## [DIRECTION]
From the entries below, gather every line containing the string "this".
** START **
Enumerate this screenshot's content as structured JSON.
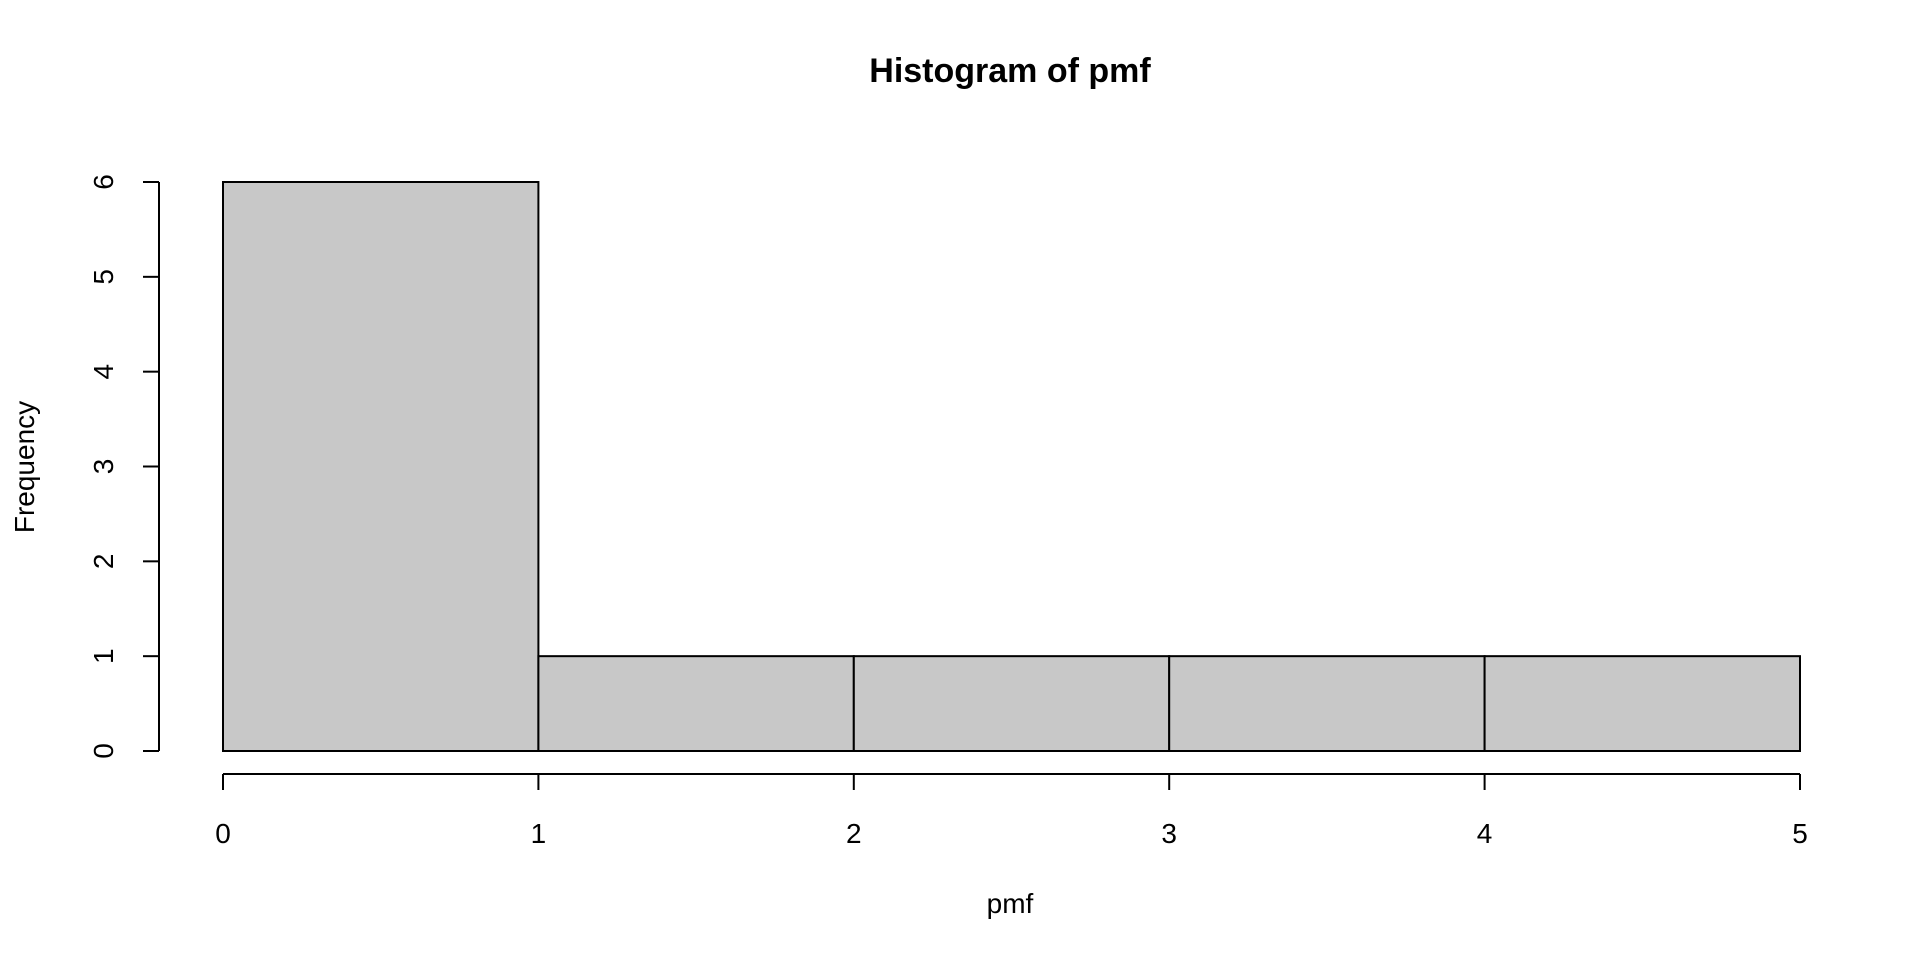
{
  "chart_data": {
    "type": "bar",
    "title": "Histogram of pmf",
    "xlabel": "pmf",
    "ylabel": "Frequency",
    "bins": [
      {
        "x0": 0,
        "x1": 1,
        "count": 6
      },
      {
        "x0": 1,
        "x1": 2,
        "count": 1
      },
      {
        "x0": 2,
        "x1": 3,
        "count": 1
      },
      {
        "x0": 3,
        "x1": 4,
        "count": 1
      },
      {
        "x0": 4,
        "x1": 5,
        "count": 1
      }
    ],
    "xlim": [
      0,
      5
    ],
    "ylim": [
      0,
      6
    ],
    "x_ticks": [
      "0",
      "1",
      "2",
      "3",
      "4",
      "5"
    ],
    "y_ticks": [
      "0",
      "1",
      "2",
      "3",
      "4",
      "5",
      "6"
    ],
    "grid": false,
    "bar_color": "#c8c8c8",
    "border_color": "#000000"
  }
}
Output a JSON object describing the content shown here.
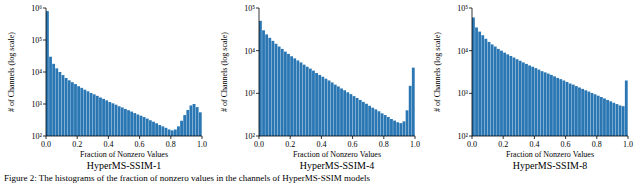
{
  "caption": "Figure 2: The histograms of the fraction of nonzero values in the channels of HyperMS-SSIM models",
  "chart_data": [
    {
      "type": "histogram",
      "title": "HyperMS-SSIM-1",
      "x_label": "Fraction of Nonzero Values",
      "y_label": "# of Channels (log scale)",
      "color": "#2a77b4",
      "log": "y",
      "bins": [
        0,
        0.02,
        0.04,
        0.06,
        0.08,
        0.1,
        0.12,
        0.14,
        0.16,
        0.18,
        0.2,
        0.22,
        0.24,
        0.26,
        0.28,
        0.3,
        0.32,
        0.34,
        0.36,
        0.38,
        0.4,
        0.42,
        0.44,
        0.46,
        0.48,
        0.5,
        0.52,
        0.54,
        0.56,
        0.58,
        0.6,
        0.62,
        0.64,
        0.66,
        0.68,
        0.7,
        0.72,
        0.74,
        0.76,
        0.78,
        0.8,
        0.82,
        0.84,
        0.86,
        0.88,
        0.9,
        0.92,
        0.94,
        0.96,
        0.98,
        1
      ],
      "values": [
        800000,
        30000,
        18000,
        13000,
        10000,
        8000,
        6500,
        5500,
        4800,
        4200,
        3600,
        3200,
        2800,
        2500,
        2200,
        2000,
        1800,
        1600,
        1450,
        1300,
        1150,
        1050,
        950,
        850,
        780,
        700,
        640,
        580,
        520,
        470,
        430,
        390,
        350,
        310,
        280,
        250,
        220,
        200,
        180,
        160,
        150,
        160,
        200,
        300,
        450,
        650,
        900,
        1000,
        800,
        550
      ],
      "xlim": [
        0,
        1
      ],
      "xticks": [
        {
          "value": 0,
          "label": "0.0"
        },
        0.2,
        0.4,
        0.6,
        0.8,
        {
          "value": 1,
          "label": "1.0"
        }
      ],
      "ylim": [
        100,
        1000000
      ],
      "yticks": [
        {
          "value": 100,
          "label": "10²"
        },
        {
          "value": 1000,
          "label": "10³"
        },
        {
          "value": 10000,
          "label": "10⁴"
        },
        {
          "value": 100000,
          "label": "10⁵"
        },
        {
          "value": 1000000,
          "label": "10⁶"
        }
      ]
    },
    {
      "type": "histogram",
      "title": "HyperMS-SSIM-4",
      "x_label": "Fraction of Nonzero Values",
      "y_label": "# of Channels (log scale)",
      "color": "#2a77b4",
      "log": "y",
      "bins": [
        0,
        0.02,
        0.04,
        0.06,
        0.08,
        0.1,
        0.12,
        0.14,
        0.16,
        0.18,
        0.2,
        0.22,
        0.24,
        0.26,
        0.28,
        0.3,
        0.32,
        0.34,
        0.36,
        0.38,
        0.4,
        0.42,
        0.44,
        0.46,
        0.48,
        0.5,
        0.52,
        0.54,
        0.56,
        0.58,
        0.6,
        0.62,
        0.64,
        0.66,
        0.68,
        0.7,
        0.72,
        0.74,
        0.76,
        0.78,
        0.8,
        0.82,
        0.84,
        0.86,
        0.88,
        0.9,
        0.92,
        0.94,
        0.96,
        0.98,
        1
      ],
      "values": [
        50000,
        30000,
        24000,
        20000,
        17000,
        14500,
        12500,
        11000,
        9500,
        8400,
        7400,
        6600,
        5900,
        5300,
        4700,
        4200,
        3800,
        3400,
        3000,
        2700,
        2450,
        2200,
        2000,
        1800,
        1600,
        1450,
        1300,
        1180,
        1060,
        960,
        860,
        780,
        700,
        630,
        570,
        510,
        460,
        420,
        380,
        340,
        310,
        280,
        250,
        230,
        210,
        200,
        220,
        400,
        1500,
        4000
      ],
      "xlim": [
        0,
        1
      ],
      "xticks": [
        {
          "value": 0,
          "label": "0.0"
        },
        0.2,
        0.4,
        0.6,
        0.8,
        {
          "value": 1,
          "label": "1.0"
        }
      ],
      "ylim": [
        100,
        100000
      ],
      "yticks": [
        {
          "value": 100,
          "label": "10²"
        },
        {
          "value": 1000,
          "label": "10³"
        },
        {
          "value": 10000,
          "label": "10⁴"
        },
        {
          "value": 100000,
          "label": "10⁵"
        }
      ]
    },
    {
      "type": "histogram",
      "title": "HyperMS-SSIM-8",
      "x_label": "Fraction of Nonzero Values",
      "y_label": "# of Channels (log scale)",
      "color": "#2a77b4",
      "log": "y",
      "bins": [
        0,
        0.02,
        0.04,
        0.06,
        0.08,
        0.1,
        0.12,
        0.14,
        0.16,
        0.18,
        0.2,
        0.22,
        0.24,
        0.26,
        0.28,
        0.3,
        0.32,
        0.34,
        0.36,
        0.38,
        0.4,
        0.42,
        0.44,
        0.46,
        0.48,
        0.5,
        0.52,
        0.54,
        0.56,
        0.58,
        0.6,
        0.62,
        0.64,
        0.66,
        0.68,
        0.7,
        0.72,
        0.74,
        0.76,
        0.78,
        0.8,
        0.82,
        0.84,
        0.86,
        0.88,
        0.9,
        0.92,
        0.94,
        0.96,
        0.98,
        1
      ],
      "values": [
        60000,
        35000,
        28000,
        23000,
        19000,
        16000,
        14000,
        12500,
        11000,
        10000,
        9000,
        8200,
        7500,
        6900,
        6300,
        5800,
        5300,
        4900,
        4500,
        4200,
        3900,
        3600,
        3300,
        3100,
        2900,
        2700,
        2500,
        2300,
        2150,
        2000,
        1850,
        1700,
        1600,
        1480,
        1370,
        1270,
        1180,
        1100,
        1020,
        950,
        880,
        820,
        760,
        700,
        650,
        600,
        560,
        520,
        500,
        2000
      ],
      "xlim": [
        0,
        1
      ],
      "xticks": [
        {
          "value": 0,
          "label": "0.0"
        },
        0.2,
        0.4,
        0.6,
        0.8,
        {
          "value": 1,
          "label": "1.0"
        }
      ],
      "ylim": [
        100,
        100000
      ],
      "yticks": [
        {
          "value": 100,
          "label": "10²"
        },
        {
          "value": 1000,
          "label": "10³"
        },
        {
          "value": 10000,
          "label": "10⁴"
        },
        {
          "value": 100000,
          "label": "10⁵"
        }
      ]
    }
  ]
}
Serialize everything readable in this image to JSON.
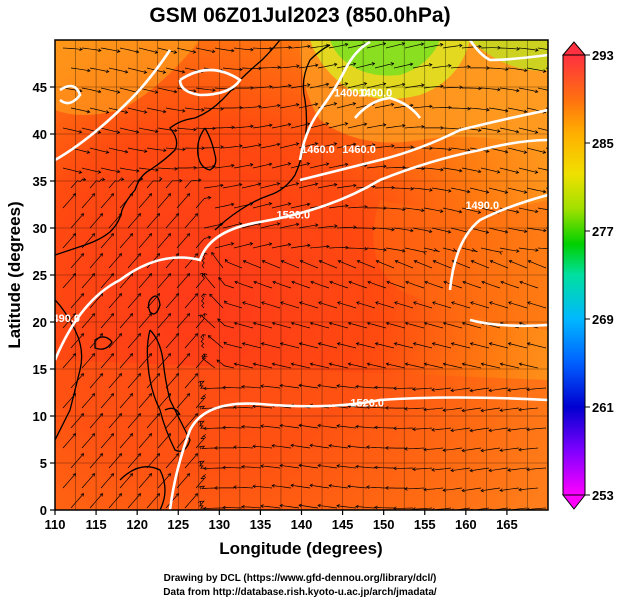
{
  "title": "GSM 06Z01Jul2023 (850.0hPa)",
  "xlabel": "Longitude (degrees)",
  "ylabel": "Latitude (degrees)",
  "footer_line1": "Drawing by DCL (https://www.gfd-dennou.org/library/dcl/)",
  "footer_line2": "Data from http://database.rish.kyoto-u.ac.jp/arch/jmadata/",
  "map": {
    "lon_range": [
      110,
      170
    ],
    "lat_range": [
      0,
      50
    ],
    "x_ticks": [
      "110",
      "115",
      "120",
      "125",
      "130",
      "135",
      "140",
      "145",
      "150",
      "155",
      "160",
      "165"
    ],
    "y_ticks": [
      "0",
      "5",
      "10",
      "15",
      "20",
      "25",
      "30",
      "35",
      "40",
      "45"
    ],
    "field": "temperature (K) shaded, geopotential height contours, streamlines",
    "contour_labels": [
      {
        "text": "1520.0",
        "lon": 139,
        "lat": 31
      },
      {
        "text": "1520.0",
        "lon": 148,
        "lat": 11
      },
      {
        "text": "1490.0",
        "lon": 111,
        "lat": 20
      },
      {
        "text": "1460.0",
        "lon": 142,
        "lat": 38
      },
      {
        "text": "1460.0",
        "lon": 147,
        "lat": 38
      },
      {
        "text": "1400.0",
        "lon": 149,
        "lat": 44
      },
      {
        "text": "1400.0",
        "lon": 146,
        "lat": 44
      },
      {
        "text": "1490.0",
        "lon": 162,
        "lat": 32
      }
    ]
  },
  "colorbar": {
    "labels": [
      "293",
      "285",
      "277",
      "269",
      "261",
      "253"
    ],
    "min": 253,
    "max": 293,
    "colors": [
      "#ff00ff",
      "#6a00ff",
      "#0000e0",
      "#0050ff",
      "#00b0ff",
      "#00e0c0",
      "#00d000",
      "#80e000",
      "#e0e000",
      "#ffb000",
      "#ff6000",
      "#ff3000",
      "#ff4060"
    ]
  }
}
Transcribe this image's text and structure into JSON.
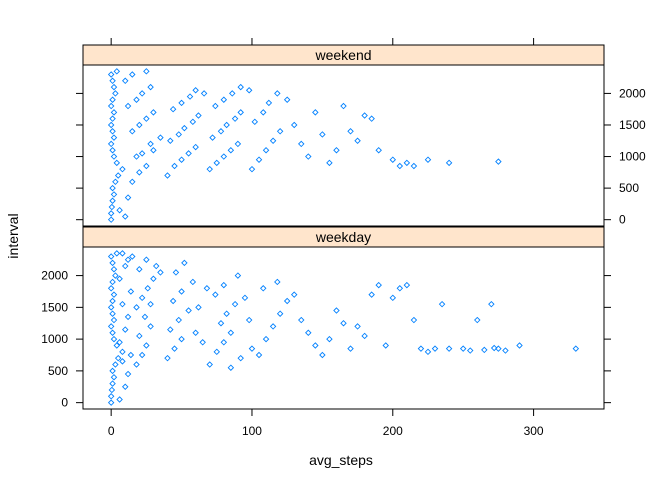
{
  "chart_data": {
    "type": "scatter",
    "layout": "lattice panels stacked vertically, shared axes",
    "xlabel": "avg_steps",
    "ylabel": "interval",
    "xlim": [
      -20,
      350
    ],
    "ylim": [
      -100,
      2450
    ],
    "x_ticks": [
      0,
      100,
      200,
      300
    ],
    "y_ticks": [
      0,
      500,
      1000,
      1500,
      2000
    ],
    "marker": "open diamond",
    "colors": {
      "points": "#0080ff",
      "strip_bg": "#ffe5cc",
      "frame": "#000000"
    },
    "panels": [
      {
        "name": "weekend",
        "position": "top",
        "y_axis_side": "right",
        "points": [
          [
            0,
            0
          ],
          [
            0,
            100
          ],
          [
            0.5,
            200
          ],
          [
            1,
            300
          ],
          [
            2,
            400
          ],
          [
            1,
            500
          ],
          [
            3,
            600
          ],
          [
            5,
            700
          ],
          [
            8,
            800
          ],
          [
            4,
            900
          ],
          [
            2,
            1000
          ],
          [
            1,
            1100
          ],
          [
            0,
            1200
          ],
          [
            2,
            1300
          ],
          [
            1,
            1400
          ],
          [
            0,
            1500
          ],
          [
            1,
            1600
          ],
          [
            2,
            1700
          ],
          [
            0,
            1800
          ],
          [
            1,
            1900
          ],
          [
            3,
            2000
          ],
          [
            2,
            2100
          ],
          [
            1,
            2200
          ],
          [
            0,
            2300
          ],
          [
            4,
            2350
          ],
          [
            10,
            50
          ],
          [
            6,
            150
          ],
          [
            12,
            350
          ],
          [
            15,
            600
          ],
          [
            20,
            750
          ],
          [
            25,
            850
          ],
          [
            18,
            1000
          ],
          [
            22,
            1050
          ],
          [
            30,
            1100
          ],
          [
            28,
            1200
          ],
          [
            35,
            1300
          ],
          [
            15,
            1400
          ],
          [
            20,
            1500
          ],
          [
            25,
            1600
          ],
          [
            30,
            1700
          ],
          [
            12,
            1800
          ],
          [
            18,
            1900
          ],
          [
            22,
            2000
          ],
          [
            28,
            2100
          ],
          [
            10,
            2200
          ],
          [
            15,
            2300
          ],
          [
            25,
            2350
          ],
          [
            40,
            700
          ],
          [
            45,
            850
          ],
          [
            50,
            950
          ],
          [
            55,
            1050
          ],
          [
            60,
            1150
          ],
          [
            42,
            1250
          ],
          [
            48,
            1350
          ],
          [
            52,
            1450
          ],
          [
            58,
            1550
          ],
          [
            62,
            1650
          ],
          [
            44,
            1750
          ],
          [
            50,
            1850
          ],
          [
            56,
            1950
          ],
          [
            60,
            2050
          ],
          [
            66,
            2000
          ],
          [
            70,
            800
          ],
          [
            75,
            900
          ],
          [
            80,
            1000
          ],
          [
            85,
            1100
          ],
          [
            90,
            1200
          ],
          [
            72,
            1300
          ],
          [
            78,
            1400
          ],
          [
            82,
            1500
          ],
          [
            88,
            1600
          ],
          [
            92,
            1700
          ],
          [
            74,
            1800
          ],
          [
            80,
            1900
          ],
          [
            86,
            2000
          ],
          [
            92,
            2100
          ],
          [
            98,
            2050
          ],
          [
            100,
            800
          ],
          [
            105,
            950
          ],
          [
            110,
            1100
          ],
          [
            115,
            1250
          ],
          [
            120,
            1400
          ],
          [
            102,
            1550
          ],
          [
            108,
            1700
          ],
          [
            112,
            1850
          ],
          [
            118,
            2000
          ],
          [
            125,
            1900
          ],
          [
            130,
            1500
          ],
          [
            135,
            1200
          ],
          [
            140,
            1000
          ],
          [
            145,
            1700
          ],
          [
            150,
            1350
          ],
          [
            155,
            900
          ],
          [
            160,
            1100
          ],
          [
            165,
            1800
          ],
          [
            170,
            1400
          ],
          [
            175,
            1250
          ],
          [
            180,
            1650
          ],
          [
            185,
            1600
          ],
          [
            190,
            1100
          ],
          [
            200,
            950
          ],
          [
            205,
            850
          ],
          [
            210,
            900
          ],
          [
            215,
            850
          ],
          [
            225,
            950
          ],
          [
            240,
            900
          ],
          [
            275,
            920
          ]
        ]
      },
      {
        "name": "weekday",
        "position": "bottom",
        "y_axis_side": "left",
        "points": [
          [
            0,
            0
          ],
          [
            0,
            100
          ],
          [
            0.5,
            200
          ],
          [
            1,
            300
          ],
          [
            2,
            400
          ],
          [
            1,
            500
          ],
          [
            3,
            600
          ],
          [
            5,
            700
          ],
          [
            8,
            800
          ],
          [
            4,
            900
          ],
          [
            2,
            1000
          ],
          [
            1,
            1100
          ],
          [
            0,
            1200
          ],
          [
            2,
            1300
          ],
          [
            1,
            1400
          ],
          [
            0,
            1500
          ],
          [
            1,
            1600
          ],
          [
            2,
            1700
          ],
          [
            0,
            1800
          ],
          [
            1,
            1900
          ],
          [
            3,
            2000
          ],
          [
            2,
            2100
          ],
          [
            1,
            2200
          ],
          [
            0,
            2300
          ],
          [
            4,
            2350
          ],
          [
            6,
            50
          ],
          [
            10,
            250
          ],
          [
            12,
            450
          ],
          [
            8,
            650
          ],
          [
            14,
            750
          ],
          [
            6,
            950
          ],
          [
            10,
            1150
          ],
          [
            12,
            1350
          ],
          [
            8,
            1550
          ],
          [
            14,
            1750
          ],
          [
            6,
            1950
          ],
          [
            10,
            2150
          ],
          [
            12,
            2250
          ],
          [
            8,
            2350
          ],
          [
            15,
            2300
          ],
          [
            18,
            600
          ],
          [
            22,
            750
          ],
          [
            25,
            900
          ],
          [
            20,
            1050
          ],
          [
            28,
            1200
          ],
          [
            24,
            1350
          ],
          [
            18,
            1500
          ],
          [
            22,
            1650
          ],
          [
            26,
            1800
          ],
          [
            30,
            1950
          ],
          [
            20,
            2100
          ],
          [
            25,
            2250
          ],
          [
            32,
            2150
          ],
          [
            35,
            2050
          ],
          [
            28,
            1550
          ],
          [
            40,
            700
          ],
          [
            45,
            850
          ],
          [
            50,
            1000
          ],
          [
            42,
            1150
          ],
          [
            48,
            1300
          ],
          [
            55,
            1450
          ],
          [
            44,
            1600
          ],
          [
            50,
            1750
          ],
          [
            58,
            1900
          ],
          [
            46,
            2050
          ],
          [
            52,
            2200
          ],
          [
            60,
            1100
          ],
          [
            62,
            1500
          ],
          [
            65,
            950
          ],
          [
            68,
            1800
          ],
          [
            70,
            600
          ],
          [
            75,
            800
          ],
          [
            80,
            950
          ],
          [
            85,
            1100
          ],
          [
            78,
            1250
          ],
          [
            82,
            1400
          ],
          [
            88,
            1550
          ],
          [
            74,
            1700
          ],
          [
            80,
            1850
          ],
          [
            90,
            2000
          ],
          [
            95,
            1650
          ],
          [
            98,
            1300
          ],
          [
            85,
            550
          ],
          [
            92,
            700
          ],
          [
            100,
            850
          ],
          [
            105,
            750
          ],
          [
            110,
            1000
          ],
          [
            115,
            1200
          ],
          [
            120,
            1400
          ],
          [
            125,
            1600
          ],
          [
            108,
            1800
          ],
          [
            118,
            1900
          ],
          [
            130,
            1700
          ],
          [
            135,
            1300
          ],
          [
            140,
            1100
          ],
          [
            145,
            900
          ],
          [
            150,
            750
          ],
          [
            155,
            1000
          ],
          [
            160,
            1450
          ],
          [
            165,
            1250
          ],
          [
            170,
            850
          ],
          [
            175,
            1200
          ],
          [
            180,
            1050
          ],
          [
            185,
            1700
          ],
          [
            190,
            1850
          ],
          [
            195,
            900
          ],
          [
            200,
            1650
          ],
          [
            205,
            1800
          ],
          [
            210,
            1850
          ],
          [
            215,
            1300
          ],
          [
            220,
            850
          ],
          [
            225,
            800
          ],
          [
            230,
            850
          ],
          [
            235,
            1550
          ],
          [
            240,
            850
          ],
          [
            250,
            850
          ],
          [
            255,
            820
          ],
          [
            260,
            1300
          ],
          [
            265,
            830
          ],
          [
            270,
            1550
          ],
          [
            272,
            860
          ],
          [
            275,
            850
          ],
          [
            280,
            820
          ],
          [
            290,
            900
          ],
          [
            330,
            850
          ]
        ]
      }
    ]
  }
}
** END **
## [OUTPUT OF THE TASK]
Enumerate this screenshot's content as structured JSON.
Serialize everything readable in this image to JSON.
Transcribe this image's text and structure into JSON.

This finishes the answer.